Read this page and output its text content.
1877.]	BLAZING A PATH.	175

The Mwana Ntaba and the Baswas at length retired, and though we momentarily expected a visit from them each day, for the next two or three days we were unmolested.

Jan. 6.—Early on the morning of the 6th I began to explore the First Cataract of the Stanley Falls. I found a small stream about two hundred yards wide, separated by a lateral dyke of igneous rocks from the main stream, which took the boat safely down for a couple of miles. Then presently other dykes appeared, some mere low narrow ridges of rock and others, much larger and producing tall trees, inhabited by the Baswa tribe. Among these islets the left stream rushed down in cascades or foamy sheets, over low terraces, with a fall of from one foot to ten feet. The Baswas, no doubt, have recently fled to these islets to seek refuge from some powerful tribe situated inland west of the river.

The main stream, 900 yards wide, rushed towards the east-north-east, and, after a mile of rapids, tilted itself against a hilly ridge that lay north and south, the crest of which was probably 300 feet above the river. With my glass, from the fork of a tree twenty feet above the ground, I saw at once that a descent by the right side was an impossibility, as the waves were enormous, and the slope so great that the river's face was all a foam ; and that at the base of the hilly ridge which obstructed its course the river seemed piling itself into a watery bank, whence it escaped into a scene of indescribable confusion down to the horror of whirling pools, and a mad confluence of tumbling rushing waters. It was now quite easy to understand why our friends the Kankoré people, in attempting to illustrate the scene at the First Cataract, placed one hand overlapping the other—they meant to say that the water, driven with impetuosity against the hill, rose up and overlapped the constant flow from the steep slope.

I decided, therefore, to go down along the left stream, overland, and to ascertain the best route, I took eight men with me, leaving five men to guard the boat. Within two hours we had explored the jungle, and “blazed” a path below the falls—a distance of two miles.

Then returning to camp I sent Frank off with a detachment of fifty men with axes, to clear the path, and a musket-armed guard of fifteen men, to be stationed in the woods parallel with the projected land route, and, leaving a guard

* * *

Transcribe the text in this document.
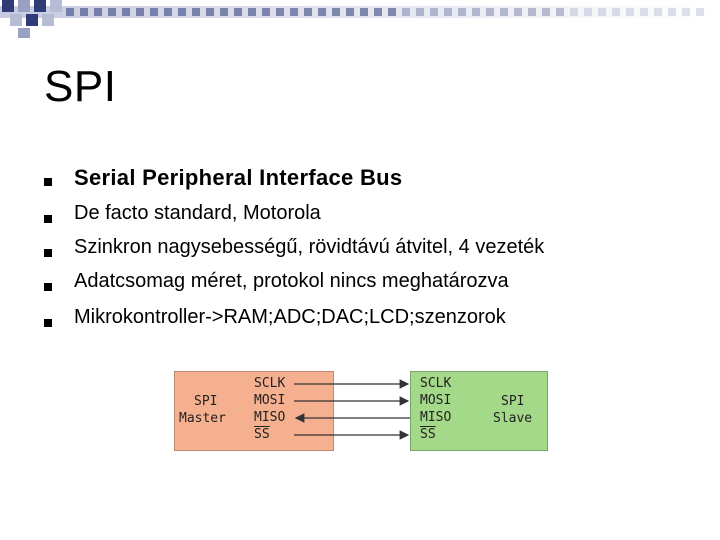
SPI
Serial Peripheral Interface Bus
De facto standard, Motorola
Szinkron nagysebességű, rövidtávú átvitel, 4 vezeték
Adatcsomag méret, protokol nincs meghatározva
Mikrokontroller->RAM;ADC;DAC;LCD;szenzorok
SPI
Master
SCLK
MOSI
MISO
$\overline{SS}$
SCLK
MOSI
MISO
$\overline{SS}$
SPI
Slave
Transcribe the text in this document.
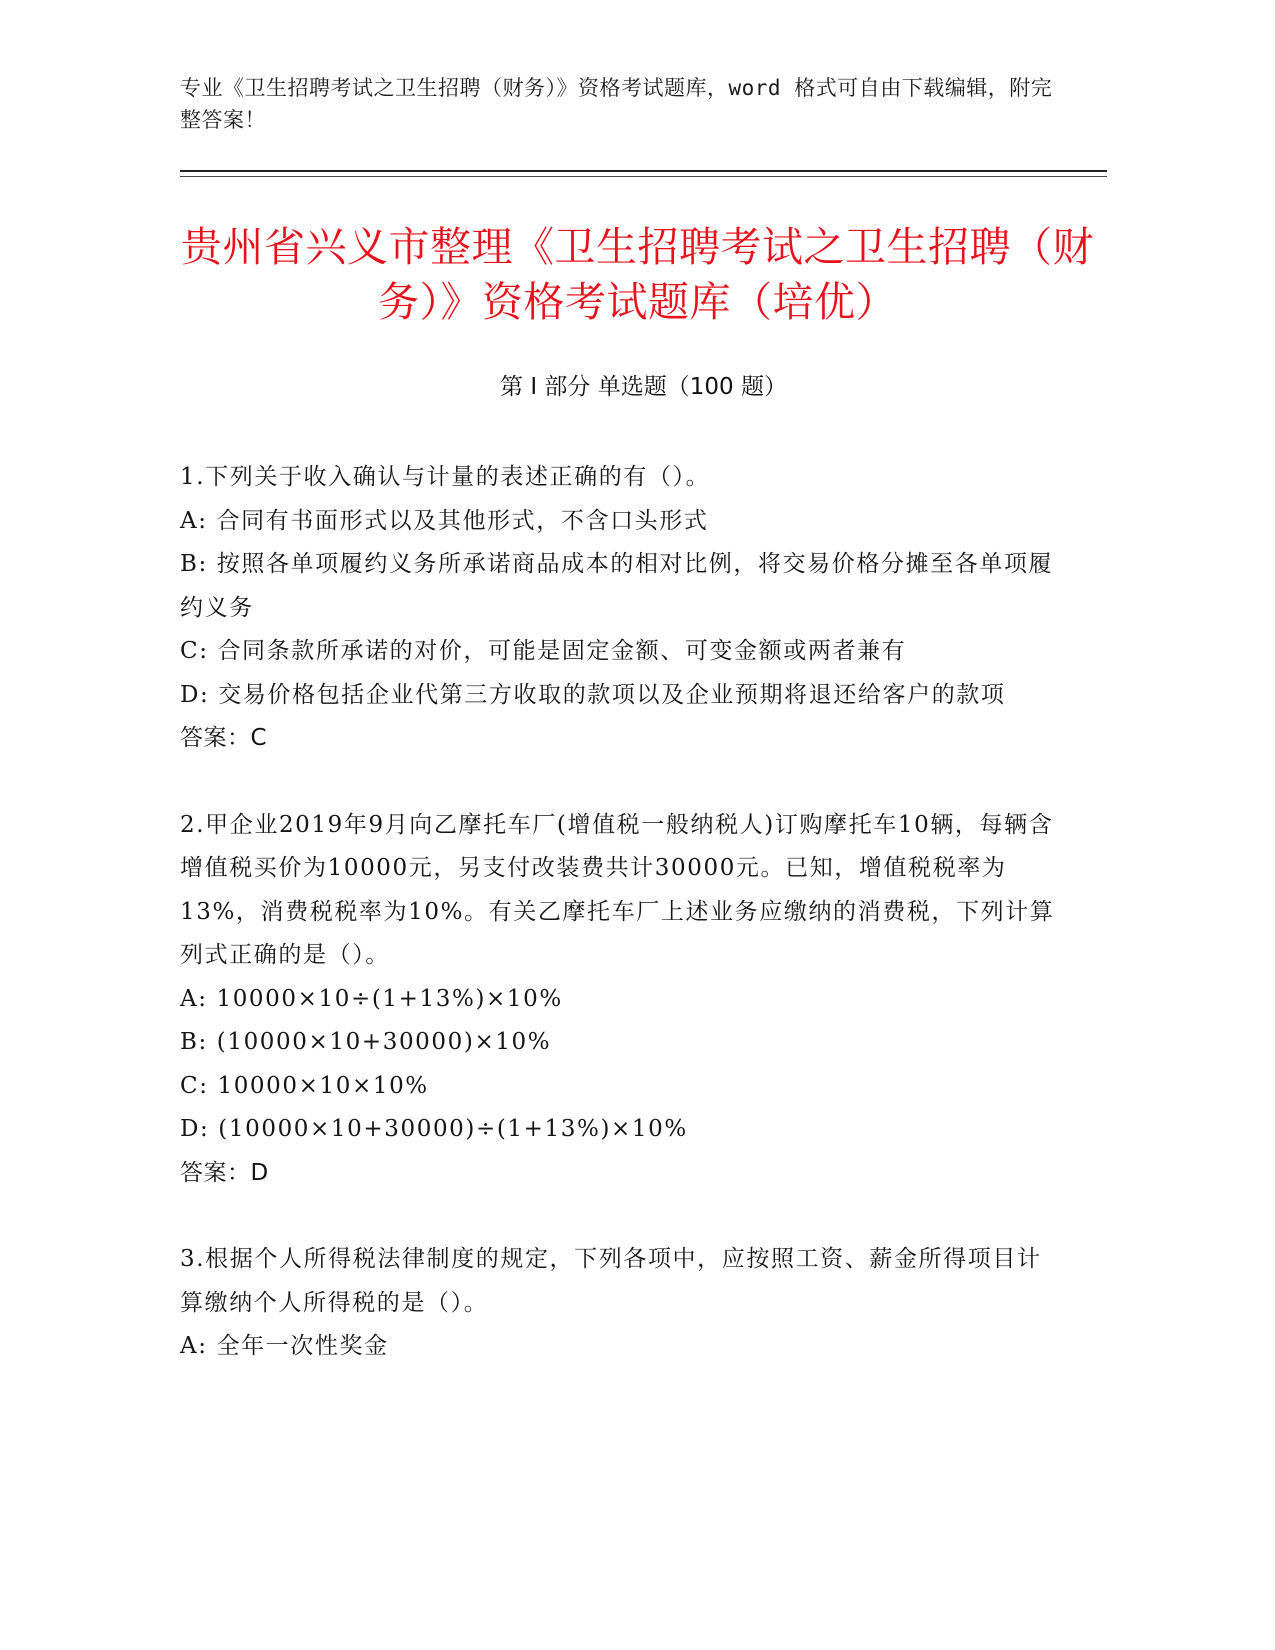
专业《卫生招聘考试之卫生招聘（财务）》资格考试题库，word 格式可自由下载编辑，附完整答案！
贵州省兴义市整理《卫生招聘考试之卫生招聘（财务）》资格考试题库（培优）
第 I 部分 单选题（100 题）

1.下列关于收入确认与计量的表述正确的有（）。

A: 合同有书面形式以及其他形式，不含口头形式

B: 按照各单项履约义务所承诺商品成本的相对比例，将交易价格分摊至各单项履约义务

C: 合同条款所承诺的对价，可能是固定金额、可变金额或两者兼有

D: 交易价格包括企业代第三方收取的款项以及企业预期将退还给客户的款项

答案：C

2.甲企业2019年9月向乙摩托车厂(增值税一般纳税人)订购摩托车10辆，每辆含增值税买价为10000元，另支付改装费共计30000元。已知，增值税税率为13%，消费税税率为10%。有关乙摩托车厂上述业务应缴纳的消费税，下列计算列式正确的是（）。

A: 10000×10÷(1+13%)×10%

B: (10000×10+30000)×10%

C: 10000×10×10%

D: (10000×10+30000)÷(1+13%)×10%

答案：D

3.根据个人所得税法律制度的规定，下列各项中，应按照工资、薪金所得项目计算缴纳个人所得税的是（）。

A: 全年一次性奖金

## Directions for this task
Copy out every line of the listing that includes the string "guard".

## Correct answer
I decided, therefore, to go down along the left stream, overland, and to ascertain the best route, I took eight men with me, leaving five men to guard the boat. Within two hours we had explored the jungle, and “blazed” a path below the falls—a distance of two miles.
Then returning to camp I sent Frank off with a detachment of fifty men with axes, to clear the path, and a musket-armed guard of fifteen men, to be stationed in the woods parallel with the projected land route, and, leaving a guard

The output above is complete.